Set the following entries down again exactly, line by line.

[Extracted data entries]
"""

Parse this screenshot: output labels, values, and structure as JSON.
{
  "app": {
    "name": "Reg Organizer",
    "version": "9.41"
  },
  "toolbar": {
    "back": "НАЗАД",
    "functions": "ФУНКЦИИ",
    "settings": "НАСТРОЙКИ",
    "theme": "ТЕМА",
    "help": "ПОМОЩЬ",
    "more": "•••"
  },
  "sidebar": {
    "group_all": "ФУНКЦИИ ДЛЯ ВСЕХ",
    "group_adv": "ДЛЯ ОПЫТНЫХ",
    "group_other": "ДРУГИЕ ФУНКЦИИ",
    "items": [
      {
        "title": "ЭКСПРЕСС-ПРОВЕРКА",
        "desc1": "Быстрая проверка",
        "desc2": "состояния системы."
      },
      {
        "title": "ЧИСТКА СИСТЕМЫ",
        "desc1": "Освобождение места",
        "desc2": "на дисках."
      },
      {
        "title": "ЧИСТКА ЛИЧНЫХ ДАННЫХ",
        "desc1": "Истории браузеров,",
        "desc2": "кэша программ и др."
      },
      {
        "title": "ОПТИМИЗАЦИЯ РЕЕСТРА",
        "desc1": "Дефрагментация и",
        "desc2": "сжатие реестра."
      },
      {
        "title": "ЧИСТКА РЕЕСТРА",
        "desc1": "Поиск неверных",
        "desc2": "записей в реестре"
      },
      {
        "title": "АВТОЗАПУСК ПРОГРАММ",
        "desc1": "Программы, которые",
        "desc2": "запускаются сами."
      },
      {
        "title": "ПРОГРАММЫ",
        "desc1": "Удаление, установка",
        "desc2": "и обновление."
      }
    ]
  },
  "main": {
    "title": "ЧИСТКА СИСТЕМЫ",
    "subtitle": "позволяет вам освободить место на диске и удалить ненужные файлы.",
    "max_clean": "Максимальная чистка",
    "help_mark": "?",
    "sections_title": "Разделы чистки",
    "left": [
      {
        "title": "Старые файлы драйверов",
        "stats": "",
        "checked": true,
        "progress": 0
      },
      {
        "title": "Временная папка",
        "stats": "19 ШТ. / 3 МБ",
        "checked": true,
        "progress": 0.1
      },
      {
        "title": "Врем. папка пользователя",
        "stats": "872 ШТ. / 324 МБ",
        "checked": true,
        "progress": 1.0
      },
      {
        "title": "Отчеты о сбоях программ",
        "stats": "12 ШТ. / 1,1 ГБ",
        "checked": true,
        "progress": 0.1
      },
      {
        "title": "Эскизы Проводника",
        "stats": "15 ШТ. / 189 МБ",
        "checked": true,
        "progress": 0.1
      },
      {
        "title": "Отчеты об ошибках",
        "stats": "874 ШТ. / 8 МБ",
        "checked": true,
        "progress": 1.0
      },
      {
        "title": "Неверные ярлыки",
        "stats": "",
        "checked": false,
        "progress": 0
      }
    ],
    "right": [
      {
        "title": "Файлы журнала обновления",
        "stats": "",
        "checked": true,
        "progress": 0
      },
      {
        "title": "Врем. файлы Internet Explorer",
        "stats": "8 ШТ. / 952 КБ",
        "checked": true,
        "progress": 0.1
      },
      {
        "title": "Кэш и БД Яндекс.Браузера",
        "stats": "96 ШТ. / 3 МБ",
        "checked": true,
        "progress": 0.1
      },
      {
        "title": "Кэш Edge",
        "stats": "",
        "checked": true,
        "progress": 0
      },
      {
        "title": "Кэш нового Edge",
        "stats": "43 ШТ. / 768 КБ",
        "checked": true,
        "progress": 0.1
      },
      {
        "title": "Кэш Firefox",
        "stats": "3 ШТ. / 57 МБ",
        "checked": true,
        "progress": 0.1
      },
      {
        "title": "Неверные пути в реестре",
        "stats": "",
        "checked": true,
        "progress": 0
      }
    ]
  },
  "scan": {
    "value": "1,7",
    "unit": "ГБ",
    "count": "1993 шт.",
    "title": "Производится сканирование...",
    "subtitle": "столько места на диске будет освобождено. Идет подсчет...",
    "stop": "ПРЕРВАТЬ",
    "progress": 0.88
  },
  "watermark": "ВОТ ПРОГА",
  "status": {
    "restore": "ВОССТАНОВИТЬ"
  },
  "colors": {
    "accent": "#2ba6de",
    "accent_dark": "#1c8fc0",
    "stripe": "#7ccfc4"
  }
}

"""

PROBLEM SOLUTION:
Parse this screenshot: output labels, values, and structure as JSON.
{
  "app": {
    "name": "Reg Organizer",
    "version": "9.41"
  },
  "toolbar": {
    "back": "НАЗАД",
    "functions": "ФУНКЦИИ",
    "settings": "НАСТРОЙКИ",
    "theme": "ТЕМА",
    "help": "ПОМОЩЬ",
    "more": "•••"
  },
  "sidebar": {
    "group_all": "ФУНКЦИИ ДЛЯ ВСЕХ",
    "group_adv": "ДЛЯ ОПЫТНЫХ",
    "group_other": "ДРУГИЕ ФУНКЦИИ",
    "items": [
      {
        "title": "ЭКСПРЕСС-ПРОВЕРКА",
        "desc1": "Быстрая проверка",
        "desc2": "состояния системы."
      },
      {
        "title": "ЧИСТКА СИСТЕМЫ",
        "desc1": "Освобождение места",
        "desc2": "на дисках."
      },
      {
        "title": "ЧИСТКА ЛИЧНЫХ ДАННЫХ",
        "desc1": "Истории браузеров,",
        "desc2": "кэша программ и др."
      },
      {
        "title": "ОПТИМИЗАЦИЯ РЕЕСТРА",
        "desc1": "Дефрагментация и",
        "desc2": "сжатие реестра."
      },
      {
        "title": "ЧИСТКА РЕЕСТРА",
        "desc1": "Поиск неверных",
        "desc2": "записей в реестре"
      },
      {
        "title": "АВТОЗАПУСК ПРОГРАММ",
        "desc1": "Программы, которые",
        "desc2": "запускаются сами."
      },
      {
        "title": "ПРОГРАММЫ",
        "desc1": "Удаление, установка",
        "desc2": "и обновление."
      }
    ]
  },
  "main": {
    "title": "ЧИСТКА СИСТЕМЫ",
    "subtitle": "позволяет вам освободить место на диске и удалить ненужные файлы.",
    "max_clean": "Максимальная чистка",
    "help_mark": "?",
    "sections_title": "Разделы чистки",
    "left": [
      {
        "title": "Старые файлы драйверов",
        "stats": "",
        "checked": true,
        "progress": 0
      },
      {
        "title": "Временная папка",
        "stats": "19 ШТ. / 3 МБ",
        "checked": true,
        "progress": 0.1
      },
      {
        "title": "Врем. папка пользователя",
        "stats": "872 ШТ. / 324 МБ",
        "checked": true,
        "progress": 1.0
      },
      {
        "title": "Отчеты о сбоях программ",
        "stats": "12 ШТ. / 1,1 ГБ",
        "checked": true,
        "progress": 0.1
      },
      {
        "title": "Эскизы Проводника",
        "stats": "15 ШТ. / 189 МБ",
        "checked": true,
        "progress": 0.1
      },
      {
        "title": "Отчеты об ошибках",
        "stats": "874 ШТ. / 8 МБ",
        "checked": true,
        "progress": 1.0
      },
      {
        "title": "Неверные ярлыки",
        "stats": "",
        "checked": false,
        "progress": 0
      }
    ],
    "right": [
      {
        "title": "Файлы журнала обновления",
        "stats": "",
        "checked": true,
        "progress": 0
      },
      {
        "title": "Врем. файлы Internet Explorer",
        "stats": "8 ШТ. / 952 КБ",
        "checked": true,
        "progress": 0.1
      },
      {
        "title": "Кэш и БД Яндекс.Браузера",
        "stats": "96 ШТ. / 3 МБ",
        "checked": true,
        "progress": 0.1
      },
      {
        "title": "Кэш Edge",
        "stats": "",
        "checked": true,
        "progress": 0
      },
      {
        "title": "Кэш нового Edge",
        "stats": "43 ШТ. / 768 КБ",
        "checked": true,
        "progress": 0.1
      },
      {
        "title": "Кэш Firefox",
        "stats": "3 ШТ. / 57 МБ",
        "checked": true,
        "progress": 0.1
      },
      {
        "title": "Неверные пути в реестре",
        "stats": "",
        "checked": true,
        "progress": 0
      }
    ]
  },
  "scan": {
    "value": "1,7",
    "unit": "ГБ",
    "count": "1993 шт.",
    "title": "Производится сканирование...",
    "subtitle": "столько места на диске будет освобождено. Идет подсчет...",
    "stop": "ПРЕРВАТЬ",
    "progress": 0.88
  },
  "watermark": "ВОТ ПРОГА",
  "status": {
    "restore": "ВОССТАНОВИТЬ"
  },
  "colors": {
    "accent": "#2ba6de",
    "accent_dark": "#1c8fc0",
    "stripe": "#7ccfc4"
  }
}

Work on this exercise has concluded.